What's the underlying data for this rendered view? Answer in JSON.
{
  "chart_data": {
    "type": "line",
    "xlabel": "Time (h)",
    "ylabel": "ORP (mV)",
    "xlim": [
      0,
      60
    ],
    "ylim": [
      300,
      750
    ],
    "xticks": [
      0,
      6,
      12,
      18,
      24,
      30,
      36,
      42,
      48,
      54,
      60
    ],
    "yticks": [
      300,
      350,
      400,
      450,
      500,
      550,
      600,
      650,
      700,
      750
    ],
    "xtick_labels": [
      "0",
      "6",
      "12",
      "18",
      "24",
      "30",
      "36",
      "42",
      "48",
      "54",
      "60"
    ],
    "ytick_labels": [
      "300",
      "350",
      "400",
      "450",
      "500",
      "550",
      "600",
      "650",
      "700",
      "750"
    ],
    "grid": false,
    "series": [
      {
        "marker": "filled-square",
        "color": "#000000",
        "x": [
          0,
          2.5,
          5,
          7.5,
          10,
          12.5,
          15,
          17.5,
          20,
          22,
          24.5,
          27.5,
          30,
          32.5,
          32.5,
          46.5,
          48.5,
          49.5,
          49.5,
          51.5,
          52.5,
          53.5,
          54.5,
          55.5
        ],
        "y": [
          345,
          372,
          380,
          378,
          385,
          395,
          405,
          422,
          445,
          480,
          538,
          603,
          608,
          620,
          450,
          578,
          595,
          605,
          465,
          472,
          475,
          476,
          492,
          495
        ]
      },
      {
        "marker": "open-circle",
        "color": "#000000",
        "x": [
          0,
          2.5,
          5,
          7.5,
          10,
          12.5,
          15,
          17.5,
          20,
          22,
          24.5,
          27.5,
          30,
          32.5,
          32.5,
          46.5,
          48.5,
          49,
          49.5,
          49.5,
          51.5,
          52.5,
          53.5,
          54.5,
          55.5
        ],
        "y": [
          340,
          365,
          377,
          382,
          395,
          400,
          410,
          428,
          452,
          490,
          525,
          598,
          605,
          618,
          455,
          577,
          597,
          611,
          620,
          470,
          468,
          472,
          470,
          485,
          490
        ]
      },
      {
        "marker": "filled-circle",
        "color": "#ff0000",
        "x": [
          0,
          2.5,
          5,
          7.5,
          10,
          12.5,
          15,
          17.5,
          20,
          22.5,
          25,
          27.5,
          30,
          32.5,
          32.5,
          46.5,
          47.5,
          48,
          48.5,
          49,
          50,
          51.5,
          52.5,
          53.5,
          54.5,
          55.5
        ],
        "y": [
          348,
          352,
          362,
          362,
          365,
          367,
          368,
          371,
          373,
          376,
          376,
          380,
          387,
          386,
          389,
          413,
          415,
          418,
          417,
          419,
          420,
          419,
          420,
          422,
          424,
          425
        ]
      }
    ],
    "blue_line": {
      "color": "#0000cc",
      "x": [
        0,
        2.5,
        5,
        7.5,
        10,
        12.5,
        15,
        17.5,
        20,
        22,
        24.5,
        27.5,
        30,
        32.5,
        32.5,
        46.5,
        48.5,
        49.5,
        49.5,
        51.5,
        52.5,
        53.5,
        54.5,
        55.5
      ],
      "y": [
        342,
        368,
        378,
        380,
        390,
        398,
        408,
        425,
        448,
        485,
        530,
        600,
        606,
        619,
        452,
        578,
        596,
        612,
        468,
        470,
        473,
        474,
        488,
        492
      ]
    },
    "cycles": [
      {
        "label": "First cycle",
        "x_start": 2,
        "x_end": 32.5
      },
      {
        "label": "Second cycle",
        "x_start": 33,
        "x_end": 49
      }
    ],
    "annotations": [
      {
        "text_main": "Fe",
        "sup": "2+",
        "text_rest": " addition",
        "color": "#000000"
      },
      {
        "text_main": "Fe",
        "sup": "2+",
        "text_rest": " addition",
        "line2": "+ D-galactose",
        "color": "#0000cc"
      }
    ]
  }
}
******************************
Type out the material again exactly as presented.

What's the underlying data for this rendered view? Answer in JSON.
{
  "chart_data": {
    "type": "line",
    "xlabel": "Time (h)",
    "ylabel": "ORP (mV)",
    "xlim": [
      0,
      60
    ],
    "ylim": [
      300,
      750
    ],
    "xticks": [
      0,
      6,
      12,
      18,
      24,
      30,
      36,
      42,
      48,
      54,
      60
    ],
    "yticks": [
      300,
      350,
      400,
      450,
      500,
      550,
      600,
      650,
      700,
      750
    ],
    "xtick_labels": [
      "0",
      "6",
      "12",
      "18",
      "24",
      "30",
      "36",
      "42",
      "48",
      "54",
      "60"
    ],
    "ytick_labels": [
      "300",
      "350",
      "400",
      "450",
      "500",
      "550",
      "600",
      "650",
      "700",
      "750"
    ],
    "grid": false,
    "series": [
      {
        "marker": "filled-square",
        "color": "#000000",
        "x": [
          0,
          2.5,
          5,
          7.5,
          10,
          12.5,
          15,
          17.5,
          20,
          22,
          24.5,
          27.5,
          30,
          32.5,
          32.5,
          46.5,
          48.5,
          49.5,
          49.5,
          51.5,
          52.5,
          53.5,
          54.5,
          55.5
        ],
        "y": [
          345,
          372,
          380,
          378,
          385,
          395,
          405,
          422,
          445,
          480,
          538,
          603,
          608,
          620,
          450,
          578,
          595,
          605,
          465,
          472,
          475,
          476,
          492,
          495
        ]
      },
      {
        "marker": "open-circle",
        "color": "#000000",
        "x": [
          0,
          2.5,
          5,
          7.5,
          10,
          12.5,
          15,
          17.5,
          20,
          22,
          24.5,
          27.5,
          30,
          32.5,
          32.5,
          46.5,
          48.5,
          49,
          49.5,
          49.5,
          51.5,
          52.5,
          53.5,
          54.5,
          55.5
        ],
        "y": [
          340,
          365,
          377,
          382,
          395,
          400,
          410,
          428,
          452,
          490,
          525,
          598,
          605,
          618,
          455,
          577,
          597,
          611,
          620,
          470,
          468,
          472,
          470,
          485,
          490
        ]
      },
      {
        "marker": "filled-circle",
        "color": "#ff0000",
        "x": [
          0,
          2.5,
          5,
          7.5,
          10,
          12.5,
          15,
          17.5,
          20,
          22.5,
          25,
          27.5,
          30,
          32.5,
          32.5,
          46.5,
          47.5,
          48,
          48.5,
          49,
          50,
          51.5,
          52.5,
          53.5,
          54.5,
          55.5
        ],
        "y": [
          348,
          352,
          362,
          362,
          365,
          367,
          368,
          371,
          373,
          376,
          376,
          380,
          387,
          386,
          389,
          413,
          415,
          418,
          417,
          419,
          420,
          419,
          420,
          422,
          424,
          425
        ]
      }
    ],
    "blue_line": {
      "color": "#0000cc",
      "x": [
        0,
        2.5,
        5,
        7.5,
        10,
        12.5,
        15,
        17.5,
        20,
        22,
        24.5,
        27.5,
        30,
        32.5,
        32.5,
        46.5,
        48.5,
        49.5,
        49.5,
        51.5,
        52.5,
        53.5,
        54.5,
        55.5
      ],
      "y": [
        342,
        368,
        378,
        380,
        390,
        398,
        408,
        425,
        448,
        485,
        530,
        600,
        606,
        619,
        452,
        578,
        596,
        612,
        468,
        470,
        473,
        474,
        488,
        492
      ]
    },
    "cycles": [
      {
        "label": "First cycle",
        "x_start": 2,
        "x_end": 32.5
      },
      {
        "label": "Second cycle",
        "x_start": 33,
        "x_end": 49
      }
    ],
    "annotations": [
      {
        "text_main": "Fe",
        "sup": "2+",
        "text_rest": " addition",
        "color": "#000000"
      },
      {
        "text_main": "Fe",
        "sup": "2+",
        "text_rest": " addition",
        "line2": "+ D-galactose",
        "color": "#0000cc"
      }
    ]
  }
}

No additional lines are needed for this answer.